Reproduce the records that follow in full, excluding any picture they contain.

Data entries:
•••••

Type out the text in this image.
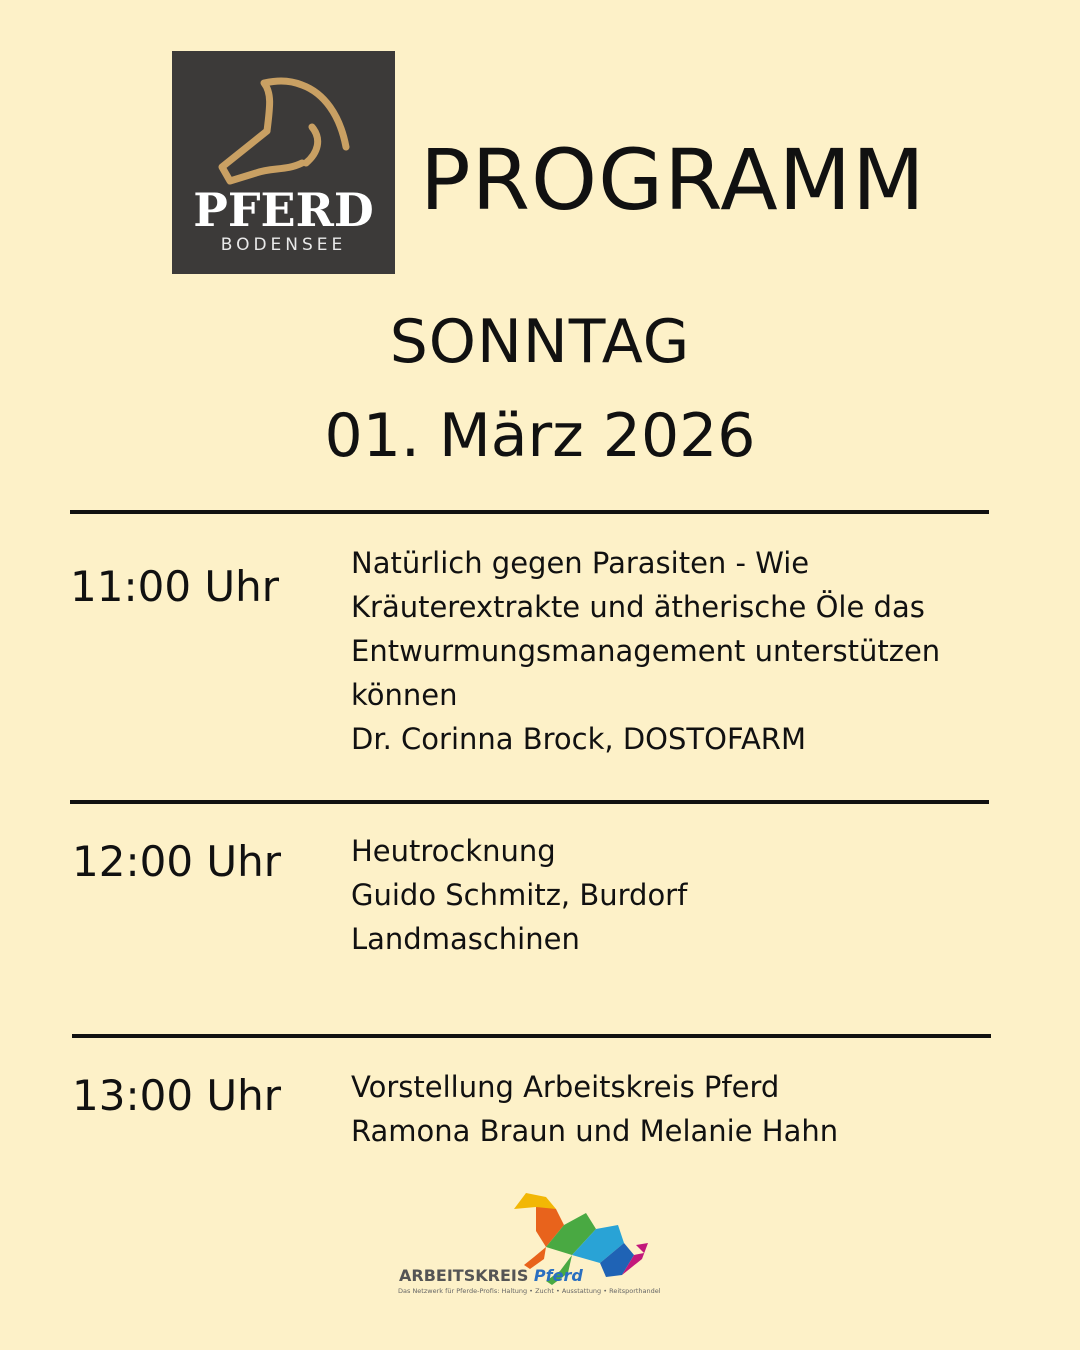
PFERD
BODENSEE
PROGRAMM
SONNTAG
01. März 2026
11:00 Uhr Natürlich gegen Parasiten - Wie
Kräuterextrakte und ätherische Öle das
Entwurmungsmanagement unterstützen
können
Dr. Corinna Brock, DOSTOFARM
12:00 Uhr Heutrocknung
Guido Schmitz, Burdorf
Landmaschinen
13:00 Uhr Vorstellung Arbeitskreis Pferd
Ramona Braun und Melanie Hahn
ARBEITSKREIS Pferd
Das Netzwerk für Pferde-Profis: Haltung • Zucht • Ausstattung • Reitsporthandel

•••••

OUTPUT OF THE EXERCISE:
Type out the text in this image.
PFERD
BODENSEE
PROGRAMM
SONNTAG
01. März 2026
11:00 Uhr Natürlich gegen Parasiten - Wie
Kräuterextrakte und ätherische Öle das
Entwurmungsmanagement unterstützen
können
Dr. Corinna Brock, DOSTOFARM
12:00 Uhr Heutrocknung
Guido Schmitz, Burdorf
Landmaschinen
13:00 Uhr Vorstellung Arbeitskreis Pferd
Ramona Braun und Melanie Hahn
ARBEITSKREIS Pferd
Das Netzwerk für Pferde-Profis: Haltung • Zucht • Ausstattung • Reitsporthandel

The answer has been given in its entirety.